> Provided records
►
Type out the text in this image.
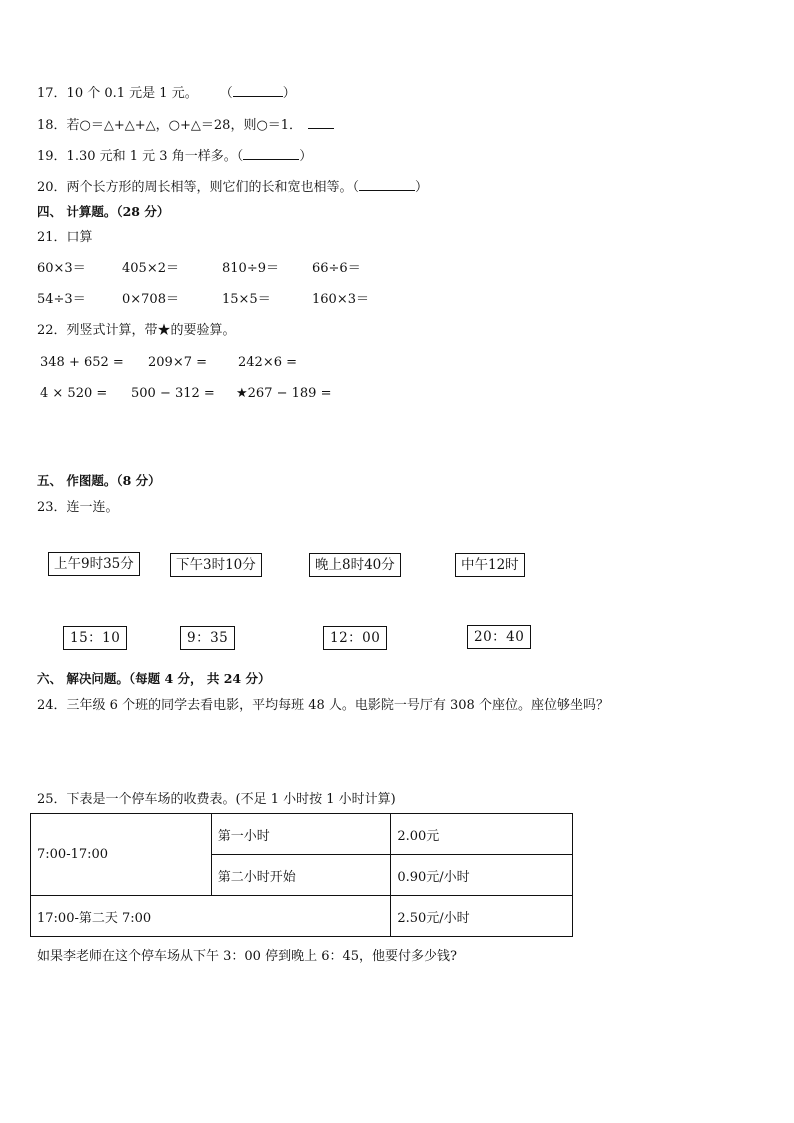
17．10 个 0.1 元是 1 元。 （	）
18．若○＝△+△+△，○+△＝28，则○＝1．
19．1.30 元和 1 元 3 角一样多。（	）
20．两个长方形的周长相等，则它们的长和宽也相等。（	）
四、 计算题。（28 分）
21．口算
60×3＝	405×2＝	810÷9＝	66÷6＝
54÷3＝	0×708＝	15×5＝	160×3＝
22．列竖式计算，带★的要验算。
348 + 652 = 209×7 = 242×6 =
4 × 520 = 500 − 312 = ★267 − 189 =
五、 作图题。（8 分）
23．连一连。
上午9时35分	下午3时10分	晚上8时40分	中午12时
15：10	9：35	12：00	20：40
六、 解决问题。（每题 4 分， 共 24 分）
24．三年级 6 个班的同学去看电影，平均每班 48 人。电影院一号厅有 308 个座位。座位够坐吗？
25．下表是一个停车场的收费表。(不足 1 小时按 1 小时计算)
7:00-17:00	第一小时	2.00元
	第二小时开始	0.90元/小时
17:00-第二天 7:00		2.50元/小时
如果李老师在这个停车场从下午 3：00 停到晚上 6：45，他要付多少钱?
◄
> What you are asked to do
Transcribe the entries above verbatim, omitting their pictures.

> Result for this exercise
Type out the text in this image.
17．10 个 0.1 元是 1 元。 （	）
18．若○＝△+△+△，○+△＝28，则○＝1．
19．1.30 元和 1 元 3 角一样多。（	）
20．两个长方形的周长相等，则它们的长和宽也相等。（	）
四、 计算题。（28 分）
21．口算
60×3＝	405×2＝	810÷9＝	66÷6＝
54÷3＝	0×708＝	15×5＝	160×3＝
22．列竖式计算，带★的要验算。
348 + 652 = 209×7 = 242×6 =
4 × 520 = 500 − 312 = ★267 − 189 =
五、 作图题。（8 分）
23．连一连。
上午9时35分	下午3时10分	晚上8时40分	中午12时
15：10	9：35	12：00	20：40
六、 解决问题。（每题 4 分， 共 24 分）
24．三年级 6 个班的同学去看电影，平均每班 48 人。电影院一号厅有 308 个座位。座位够坐吗？
25．下表是一个停车场的收费表。(不足 1 小时按 1 小时计算)
7:00-17:00	第一小时	2.00元
	第二小时开始	0.90元/小时
17:00-第二天 7:00		2.50元/小时
如果李老师在这个停车场从下午 3：00 停到晚上 6：45，他要付多少钱?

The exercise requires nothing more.